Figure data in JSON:
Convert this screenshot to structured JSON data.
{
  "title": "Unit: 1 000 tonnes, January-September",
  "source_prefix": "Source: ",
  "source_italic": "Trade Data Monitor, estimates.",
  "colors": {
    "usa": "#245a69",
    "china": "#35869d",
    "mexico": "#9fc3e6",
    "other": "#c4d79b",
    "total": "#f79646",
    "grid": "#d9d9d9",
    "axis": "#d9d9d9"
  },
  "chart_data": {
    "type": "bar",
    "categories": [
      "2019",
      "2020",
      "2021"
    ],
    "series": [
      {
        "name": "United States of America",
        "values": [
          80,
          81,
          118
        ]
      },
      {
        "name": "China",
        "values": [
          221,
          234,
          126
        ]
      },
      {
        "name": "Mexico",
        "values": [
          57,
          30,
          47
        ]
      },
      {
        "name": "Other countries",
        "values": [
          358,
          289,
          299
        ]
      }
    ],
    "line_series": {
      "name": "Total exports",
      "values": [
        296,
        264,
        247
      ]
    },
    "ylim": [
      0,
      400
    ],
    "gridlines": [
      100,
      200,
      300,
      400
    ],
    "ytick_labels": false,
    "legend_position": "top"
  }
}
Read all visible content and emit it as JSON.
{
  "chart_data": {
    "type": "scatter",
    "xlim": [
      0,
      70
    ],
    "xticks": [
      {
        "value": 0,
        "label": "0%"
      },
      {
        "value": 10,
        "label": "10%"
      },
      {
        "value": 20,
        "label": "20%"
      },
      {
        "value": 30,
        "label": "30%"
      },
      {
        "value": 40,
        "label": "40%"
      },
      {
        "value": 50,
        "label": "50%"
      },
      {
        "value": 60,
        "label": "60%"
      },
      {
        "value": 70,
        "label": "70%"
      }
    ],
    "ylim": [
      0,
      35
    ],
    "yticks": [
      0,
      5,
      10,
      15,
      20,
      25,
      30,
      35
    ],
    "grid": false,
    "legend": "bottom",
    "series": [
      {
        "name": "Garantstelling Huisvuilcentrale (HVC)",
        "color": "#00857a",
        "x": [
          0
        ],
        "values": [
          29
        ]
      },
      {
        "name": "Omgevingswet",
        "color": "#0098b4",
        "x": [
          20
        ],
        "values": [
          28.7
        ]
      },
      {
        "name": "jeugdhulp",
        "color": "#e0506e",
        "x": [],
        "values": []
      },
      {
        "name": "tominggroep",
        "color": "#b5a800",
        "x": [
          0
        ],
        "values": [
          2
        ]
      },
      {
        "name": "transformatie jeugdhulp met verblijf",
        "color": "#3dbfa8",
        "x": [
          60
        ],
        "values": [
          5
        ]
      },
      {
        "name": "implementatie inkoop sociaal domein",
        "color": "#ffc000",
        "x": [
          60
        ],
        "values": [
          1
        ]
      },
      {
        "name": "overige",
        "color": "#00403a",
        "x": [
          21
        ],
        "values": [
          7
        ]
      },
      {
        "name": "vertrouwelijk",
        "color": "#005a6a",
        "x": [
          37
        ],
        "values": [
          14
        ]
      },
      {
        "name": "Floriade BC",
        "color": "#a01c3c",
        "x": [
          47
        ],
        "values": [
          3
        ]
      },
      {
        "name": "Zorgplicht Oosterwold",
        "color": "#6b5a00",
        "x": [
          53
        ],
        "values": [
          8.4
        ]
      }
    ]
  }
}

YOUR INSTRUCTIONS ▸ Transcribe every entry exactly.

TASK RESPONSE ▸
Convert this screenshot to structured JSON data.
{
  "title": "Unit: 1 000 tonnes, January-September",
  "source_prefix": "Source: ",
  "source_italic": "Trade Data Monitor, estimates.",
  "colors": {
    "usa": "#245a69",
    "china": "#35869d",
    "mexico": "#9fc3e6",
    "other": "#c4d79b",
    "total": "#f79646",
    "grid": "#d9d9d9",
    "axis": "#d9d9d9"
  },
  "chart_data": {
    "type": "bar",
    "categories": [
      "2019",
      "2020",
      "2021"
    ],
    "series": [
      {
        "name": "United States of America",
        "values": [
          80,
          81,
          118
        ]
      },
      {
        "name": "China",
        "values": [
          221,
          234,
          126
        ]
      },
      {
        "name": "Mexico",
        "values": [
          57,
          30,
          47
        ]
      },
      {
        "name": "Other countries",
        "values": [
          358,
          289,
          299
        ]
      }
    ],
    "line_series": {
      "name": "Total exports",
      "values": [
        296,
        264,
        247
      ]
    },
    "ylim": [
      0,
      400
    ],
    "gridlines": [
      100,
      200,
      300,
      400
    ],
    "ytick_labels": false,
    "legend_position": "top"
  }
}
Read all visible content and emit it as JSON.
{
  "chart_data": {
    "type": "scatter",
    "xlim": [
      0,
      70
    ],
    "xticks": [
      {
        "value": 0,
        "label": "0%"
      },
      {
        "value": 10,
        "label": "10%"
      },
      {
        "value": 20,
        "label": "20%"
      },
      {
        "value": 30,
        "label": "30%"
      },
      {
        "value": 40,
        "label": "40%"
      },
      {
        "value": 50,
        "label": "50%"
      },
      {
        "value": 60,
        "label": "60%"
      },
      {
        "value": 70,
        "label": "70%"
      }
    ],
    "ylim": [
      0,
      35
    ],
    "yticks": [
      0,
      5,
      10,
      15,
      20,
      25,
      30,
      35
    ],
    "grid": false,
    "legend": "bottom",
    "series": [
      {
        "name": "Garantstelling Huisvuilcentrale (HVC)",
        "color": "#00857a",
        "x": [
          0
        ],
        "values": [
          29
        ]
      },
      {
        "name": "Omgevingswet",
        "color": "#0098b4",
        "x": [
          20
        ],
        "values": [
          28.7
        ]
      },
      {
        "name": "jeugdhulp",
        "color": "#e0506e",
        "x": [],
        "values": []
      },
      {
        "name": "tominggroep",
        "color": "#b5a800",
        "x": [
          0
        ],
        "values": [
          2
        ]
      },
      {
        "name": "transformatie jeugdhulp met verblijf",
        "color": "#3dbfa8",
        "x": [
          60
        ],
        "values": [
          5
        ]
      },
      {
        "name": "implementatie inkoop sociaal domein",
        "color": "#ffc000",
        "x": [
          60
        ],
        "values": [
          1
        ]
      },
      {
        "name": "overige",
        "color": "#00403a",
        "x": [
          21
        ],
        "values": [
          7
        ]
      },
      {
        "name": "vertrouwelijk",
        "color": "#005a6a",
        "x": [
          37
        ],
        "values": [
          14
        ]
      },
      {
        "name": "Floriade BC",
        "color": "#a01c3c",
        "x": [
          47
        ],
        "values": [
          3
        ]
      },
      {
        "name": "Zorgplicht Oosterwold",
        "color": "#6b5a00",
        "x": [
          53
        ],
        "values": [
          8.4
        ]
      }
    ]
  }
}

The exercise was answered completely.